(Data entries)
____

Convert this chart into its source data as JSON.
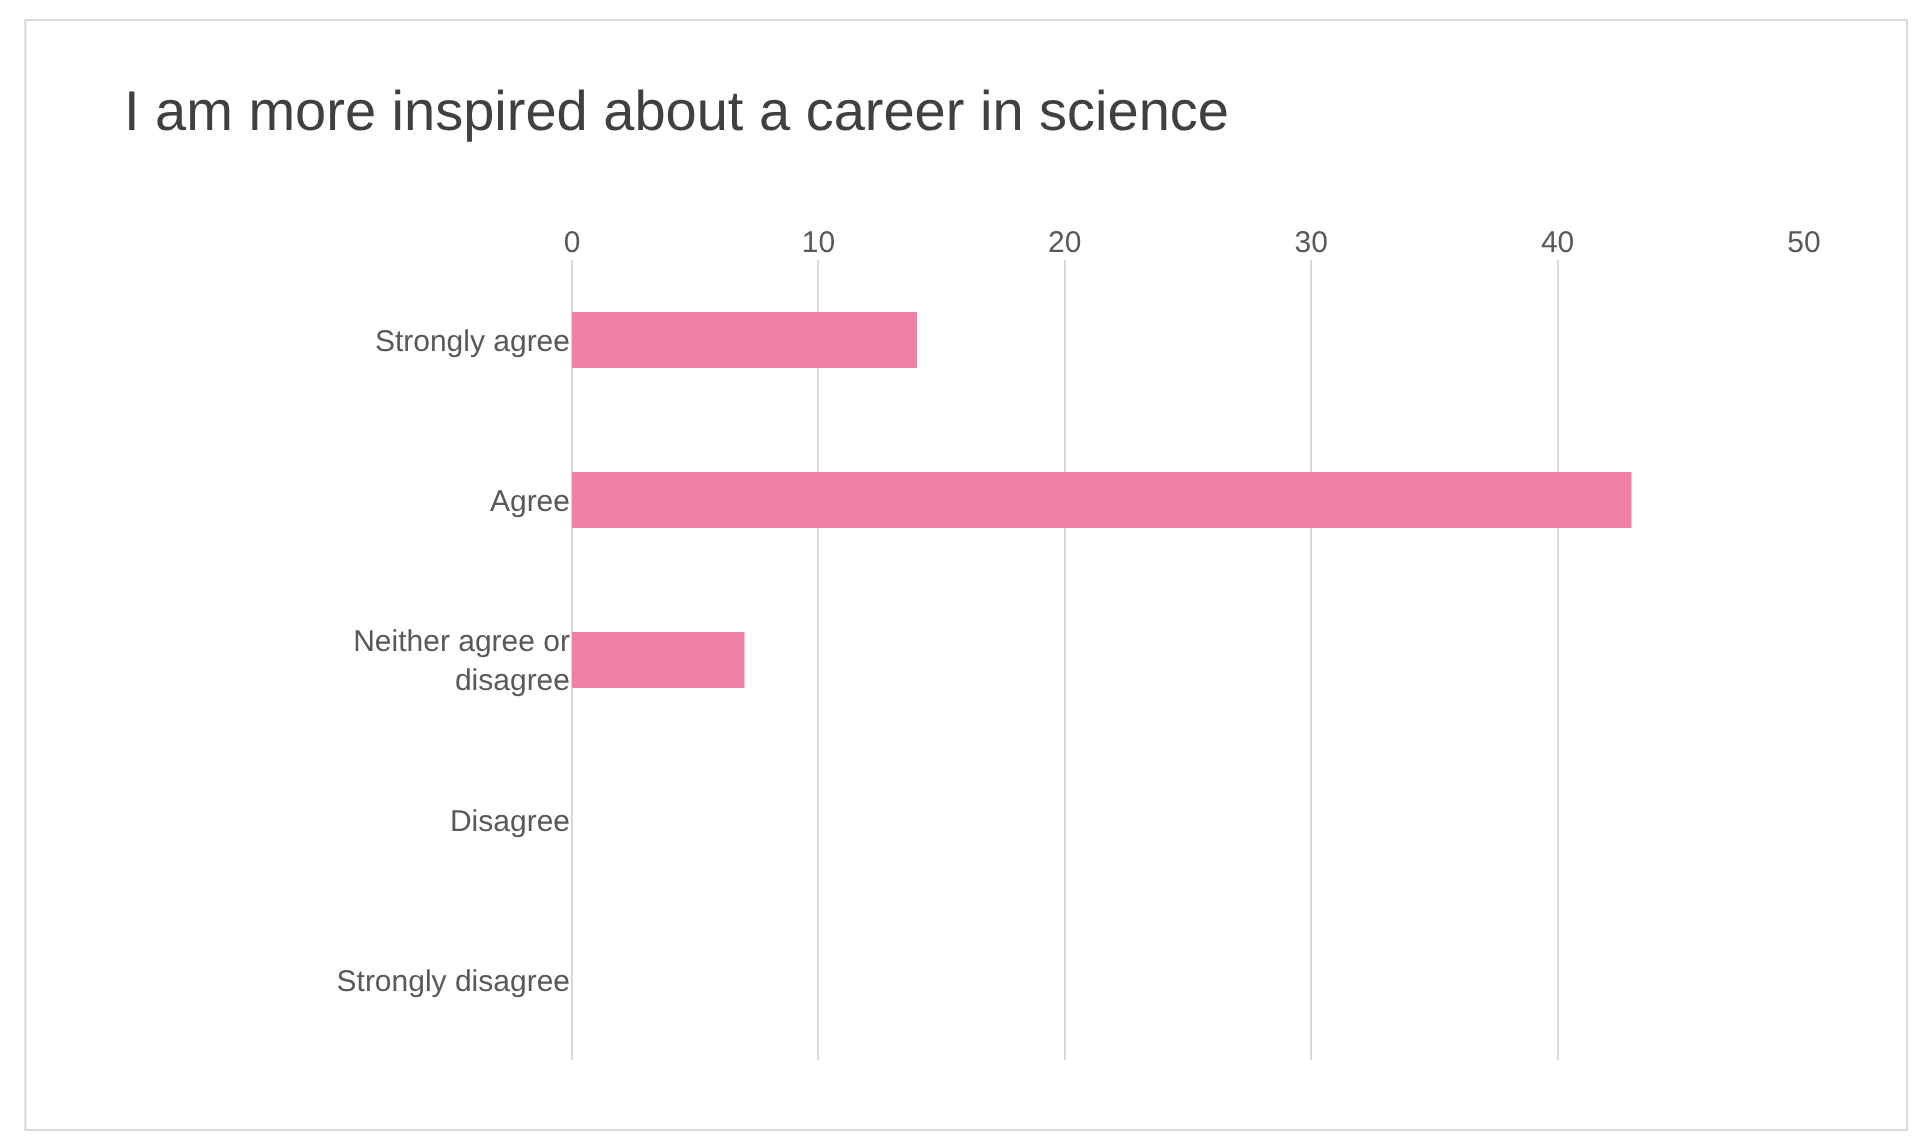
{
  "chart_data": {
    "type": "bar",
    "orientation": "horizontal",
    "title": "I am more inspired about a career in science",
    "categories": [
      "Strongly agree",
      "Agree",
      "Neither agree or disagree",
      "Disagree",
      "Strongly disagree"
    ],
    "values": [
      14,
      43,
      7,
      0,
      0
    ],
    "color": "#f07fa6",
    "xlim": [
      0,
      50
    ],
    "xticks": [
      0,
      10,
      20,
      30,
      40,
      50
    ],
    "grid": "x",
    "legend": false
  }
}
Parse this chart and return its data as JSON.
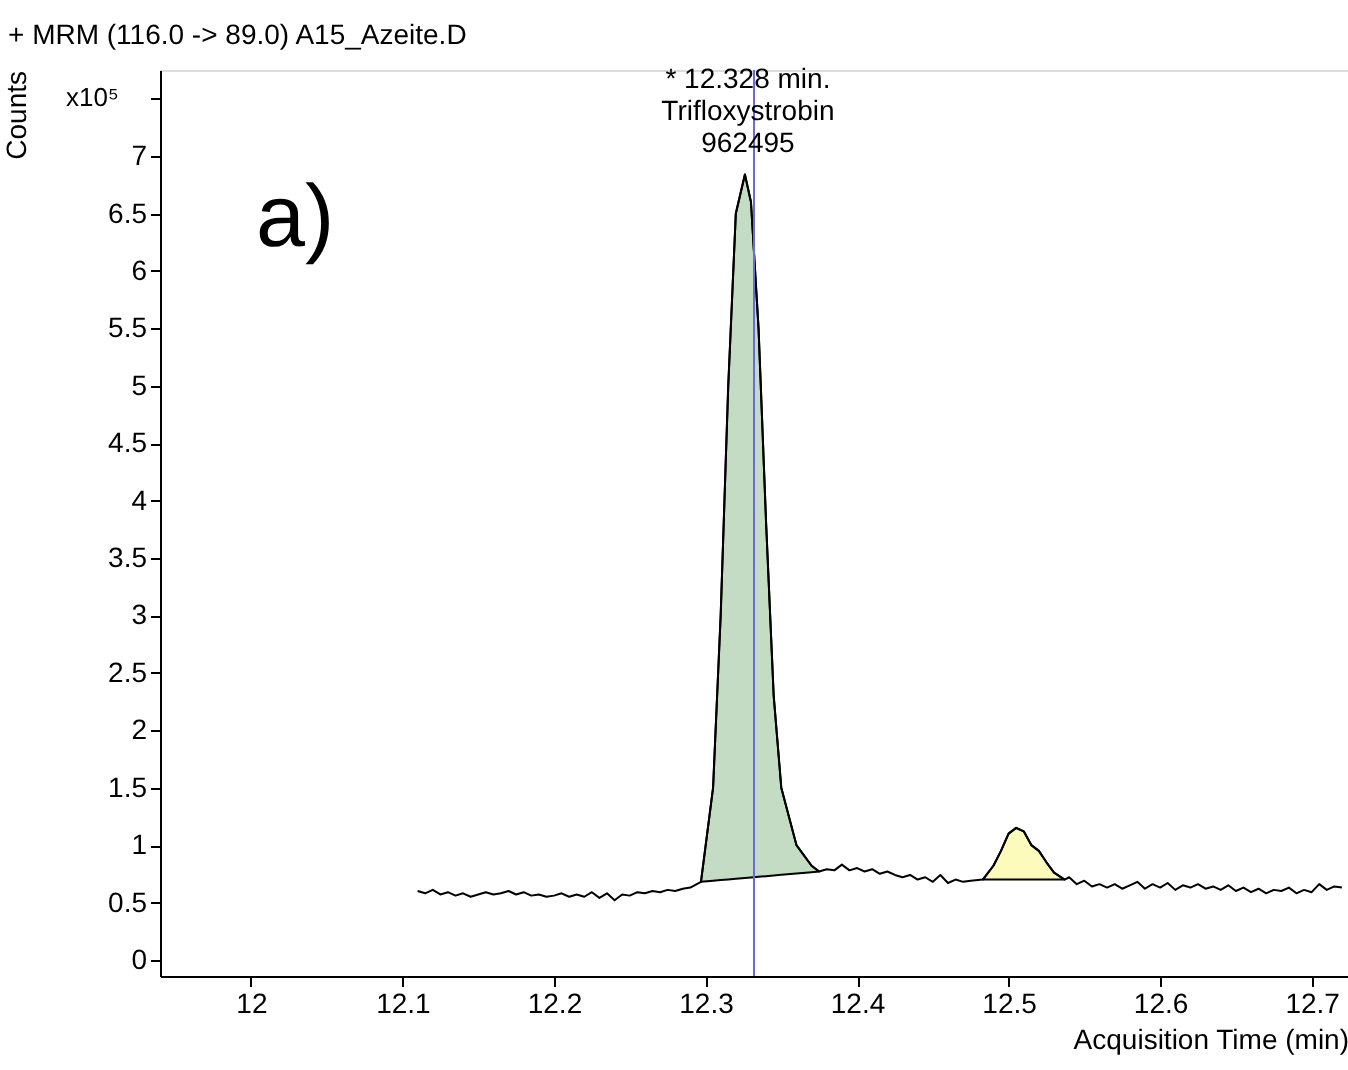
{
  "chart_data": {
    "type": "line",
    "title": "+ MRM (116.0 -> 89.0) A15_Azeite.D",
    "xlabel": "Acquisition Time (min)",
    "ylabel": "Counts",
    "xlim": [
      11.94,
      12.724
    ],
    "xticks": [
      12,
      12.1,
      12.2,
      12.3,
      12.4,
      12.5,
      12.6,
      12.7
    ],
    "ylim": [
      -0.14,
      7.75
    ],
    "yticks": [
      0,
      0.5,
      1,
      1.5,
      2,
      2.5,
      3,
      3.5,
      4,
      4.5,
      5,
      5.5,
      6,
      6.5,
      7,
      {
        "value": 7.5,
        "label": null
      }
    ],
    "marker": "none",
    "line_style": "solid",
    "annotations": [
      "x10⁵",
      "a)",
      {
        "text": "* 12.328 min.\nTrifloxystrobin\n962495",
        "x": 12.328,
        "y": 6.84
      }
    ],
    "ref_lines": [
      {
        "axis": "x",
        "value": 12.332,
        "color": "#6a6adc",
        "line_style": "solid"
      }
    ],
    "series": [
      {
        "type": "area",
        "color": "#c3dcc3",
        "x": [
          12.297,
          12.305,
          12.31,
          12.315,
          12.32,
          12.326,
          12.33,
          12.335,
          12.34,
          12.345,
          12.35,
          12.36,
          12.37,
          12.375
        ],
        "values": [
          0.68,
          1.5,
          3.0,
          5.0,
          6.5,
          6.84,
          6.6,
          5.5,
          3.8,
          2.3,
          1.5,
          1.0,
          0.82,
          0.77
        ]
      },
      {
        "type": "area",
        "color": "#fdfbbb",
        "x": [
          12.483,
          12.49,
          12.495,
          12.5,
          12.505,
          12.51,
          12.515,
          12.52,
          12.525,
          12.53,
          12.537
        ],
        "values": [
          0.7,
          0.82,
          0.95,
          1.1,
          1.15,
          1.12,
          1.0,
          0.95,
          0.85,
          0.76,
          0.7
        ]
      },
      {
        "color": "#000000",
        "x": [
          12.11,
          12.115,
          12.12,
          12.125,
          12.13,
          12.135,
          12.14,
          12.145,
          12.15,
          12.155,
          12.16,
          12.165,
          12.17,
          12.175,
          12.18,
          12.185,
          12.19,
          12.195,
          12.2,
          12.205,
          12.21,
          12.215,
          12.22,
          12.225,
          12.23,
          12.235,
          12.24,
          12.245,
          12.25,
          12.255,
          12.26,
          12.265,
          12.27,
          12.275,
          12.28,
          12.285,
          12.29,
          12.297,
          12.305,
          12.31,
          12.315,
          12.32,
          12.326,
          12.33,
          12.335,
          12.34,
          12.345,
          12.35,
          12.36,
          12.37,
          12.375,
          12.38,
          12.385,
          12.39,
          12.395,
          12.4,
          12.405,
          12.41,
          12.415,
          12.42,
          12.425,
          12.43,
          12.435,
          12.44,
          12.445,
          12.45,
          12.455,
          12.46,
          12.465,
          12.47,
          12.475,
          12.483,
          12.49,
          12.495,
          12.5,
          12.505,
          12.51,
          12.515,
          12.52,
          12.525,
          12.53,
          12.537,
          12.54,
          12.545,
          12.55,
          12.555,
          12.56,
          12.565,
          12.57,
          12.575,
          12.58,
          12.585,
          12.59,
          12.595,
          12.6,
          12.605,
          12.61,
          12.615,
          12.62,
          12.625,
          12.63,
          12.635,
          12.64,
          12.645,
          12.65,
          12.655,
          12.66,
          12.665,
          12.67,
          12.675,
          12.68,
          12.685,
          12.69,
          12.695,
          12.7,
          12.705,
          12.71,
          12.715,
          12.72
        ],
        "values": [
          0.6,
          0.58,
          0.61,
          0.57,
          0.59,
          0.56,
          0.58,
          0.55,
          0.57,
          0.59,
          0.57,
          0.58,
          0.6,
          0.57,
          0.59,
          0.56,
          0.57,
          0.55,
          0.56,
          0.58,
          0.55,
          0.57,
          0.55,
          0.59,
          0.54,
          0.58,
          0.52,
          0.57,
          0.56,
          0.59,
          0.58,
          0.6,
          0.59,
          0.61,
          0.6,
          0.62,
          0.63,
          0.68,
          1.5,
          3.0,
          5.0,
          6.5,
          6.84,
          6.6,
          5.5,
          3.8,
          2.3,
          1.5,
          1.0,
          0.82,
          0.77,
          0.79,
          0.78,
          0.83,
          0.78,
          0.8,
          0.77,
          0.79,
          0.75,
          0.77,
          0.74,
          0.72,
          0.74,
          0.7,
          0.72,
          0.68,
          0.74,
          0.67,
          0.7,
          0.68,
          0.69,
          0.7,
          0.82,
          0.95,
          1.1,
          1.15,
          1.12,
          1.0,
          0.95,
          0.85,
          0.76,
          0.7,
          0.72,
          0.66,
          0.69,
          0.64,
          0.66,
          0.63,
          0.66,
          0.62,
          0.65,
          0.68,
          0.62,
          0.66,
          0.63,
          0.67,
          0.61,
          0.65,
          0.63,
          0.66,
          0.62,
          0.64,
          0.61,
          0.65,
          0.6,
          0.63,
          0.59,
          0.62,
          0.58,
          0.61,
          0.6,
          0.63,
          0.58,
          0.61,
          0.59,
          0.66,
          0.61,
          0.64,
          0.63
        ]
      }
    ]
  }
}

____

• _What is required_
Working from the material above, transcribe it exactly while omitting pictures.

• _Written response_
Convert this chart into its source data as JSON.
{
  "chart_data": {
    "type": "bar",
    "orientation": "horizontal",
    "title": "I am more inspired about a career in science",
    "categories": [
      "Strongly agree",
      "Agree",
      "Neither agree or disagree",
      "Disagree",
      "Strongly disagree"
    ],
    "values": [
      14,
      43,
      7,
      0,
      0
    ],
    "color": "#f07fa6",
    "xlim": [
      0,
      50
    ],
    "xticks": [
      0,
      10,
      20,
      30,
      40,
      50
    ],
    "grid": "x",
    "legend": false
  }
}
Parse this chart and return its data as JSON.
{
  "chart_data": {
    "type": "line",
    "title": "+ MRM (116.0 -> 89.0) A15_Azeite.D",
    "xlabel": "Acquisition Time (min)",
    "ylabel": "Counts",
    "xlim": [
      11.94,
      12.724
    ],
    "xticks": [
      12,
      12.1,
      12.2,
      12.3,
      12.4,
      12.5,
      12.6,
      12.7
    ],
    "ylim": [
      -0.14,
      7.75
    ],
    "yticks": [
      0,
      0.5,
      1,
      1.5,
      2,
      2.5,
      3,
      3.5,
      4,
      4.5,
      5,
      5.5,
      6,
      6.5,
      7,
      {
        "value": 7.5,
        "label": null
      }
    ],
    "marker": "none",
    "line_style": "solid",
    "annotations": [
      "x10⁵",
      "a)",
      {
        "text": "* 12.328 min.\nTrifloxystrobin\n962495",
        "x": 12.328,
        "y": 6.84
      }
    ],
    "ref_lines": [
      {
        "axis": "x",
        "value": 12.332,
        "color": "#6a6adc",
        "line_style": "solid"
      }
    ],
    "series": [
      {
        "type": "area",
        "color": "#c3dcc3",
        "x": [
          12.297,
          12.305,
          12.31,
          12.315,
          12.32,
          12.326,
          12.33,
          12.335,
          12.34,
          12.345,
          12.35,
          12.36,
          12.37,
          12.375
        ],
        "values": [
          0.68,
          1.5,
          3.0,
          5.0,
          6.5,
          6.84,
          6.6,
          5.5,
          3.8,
          2.3,
          1.5,
          1.0,
          0.82,
          0.77
        ]
      },
      {
        "type": "area",
        "color": "#fdfbbb",
        "x": [
          12.483,
          12.49,
          12.495,
          12.5,
          12.505,
          12.51,
          12.515,
          12.52,
          12.525,
          12.53,
          12.537
        ],
        "values": [
          0.7,
          0.82,
          0.95,
          1.1,
          1.15,
          1.12,
          1.0,
          0.95,
          0.85,
          0.76,
          0.7
        ]
      },
      {
        "color": "#000000",
        "x": [
          12.11,
          12.115,
          12.12,
          12.125,
          12.13,
          12.135,
          12.14,
          12.145,
          12.15,
          12.155,
          12.16,
          12.165,
          12.17,
          12.175,
          12.18,
          12.185,
          12.19,
          12.195,
          12.2,
          12.205,
          12.21,
          12.215,
          12.22,
          12.225,
          12.23,
          12.235,
          12.24,
          12.245,
          12.25,
          12.255,
          12.26,
          12.265,
          12.27,
          12.275,
          12.28,
          12.285,
          12.29,
          12.297,
          12.305,
          12.31,
          12.315,
          12.32,
          12.326,
          12.33,
          12.335,
          12.34,
          12.345,
          12.35,
          12.36,
          12.37,
          12.375,
          12.38,
          12.385,
          12.39,
          12.395,
          12.4,
          12.405,
          12.41,
          12.415,
          12.42,
          12.425,
          12.43,
          12.435,
          12.44,
          12.445,
          12.45,
          12.455,
          12.46,
          12.465,
          12.47,
          12.475,
          12.483,
          12.49,
          12.495,
          12.5,
          12.505,
          12.51,
          12.515,
          12.52,
          12.525,
          12.53,
          12.537,
          12.54,
          12.545,
          12.55,
          12.555,
          12.56,
          12.565,
          12.57,
          12.575,
          12.58,
          12.585,
          12.59,
          12.595,
          12.6,
          12.605,
          12.61,
          12.615,
          12.62,
          12.625,
          12.63,
          12.635,
          12.64,
          12.645,
          12.65,
          12.655,
          12.66,
          12.665,
          12.67,
          12.675,
          12.68,
          12.685,
          12.69,
          12.695,
          12.7,
          12.705,
          12.71,
          12.715,
          12.72
        ],
        "values": [
          0.6,
          0.58,
          0.61,
          0.57,
          0.59,
          0.56,
          0.58,
          0.55,
          0.57,
          0.59,
          0.57,
          0.58,
          0.6,
          0.57,
          0.59,
          0.56,
          0.57,
          0.55,
          0.56,
          0.58,
          0.55,
          0.57,
          0.55,
          0.59,
          0.54,
          0.58,
          0.52,
          0.57,
          0.56,
          0.59,
          0.58,
          0.6,
          0.59,
          0.61,
          0.6,
          0.62,
          0.63,
          0.68,
          1.5,
          3.0,
          5.0,
          6.5,
          6.84,
          6.6,
          5.5,
          3.8,
          2.3,
          1.5,
          1.0,
          0.82,
          0.77,
          0.79,
          0.78,
          0.83,
          0.78,
          0.8,
          0.77,
          0.79,
          0.75,
          0.77,
          0.74,
          0.72,
          0.74,
          0.7,
          0.72,
          0.68,
          0.74,
          0.67,
          0.7,
          0.68,
          0.69,
          0.7,
          0.82,
          0.95,
          1.1,
          1.15,
          1.12,
          1.0,
          0.95,
          0.85,
          0.76,
          0.7,
          0.72,
          0.66,
          0.69,
          0.64,
          0.66,
          0.63,
          0.66,
          0.62,
          0.65,
          0.68,
          0.62,
          0.66,
          0.63,
          0.67,
          0.61,
          0.65,
          0.63,
          0.66,
          0.62,
          0.64,
          0.61,
          0.65,
          0.6,
          0.63,
          0.59,
          0.62,
          0.58,
          0.61,
          0.6,
          0.63,
          0.58,
          0.61,
          0.59,
          0.66,
          0.61,
          0.64,
          0.63
        ]
      }
    ]
  }
}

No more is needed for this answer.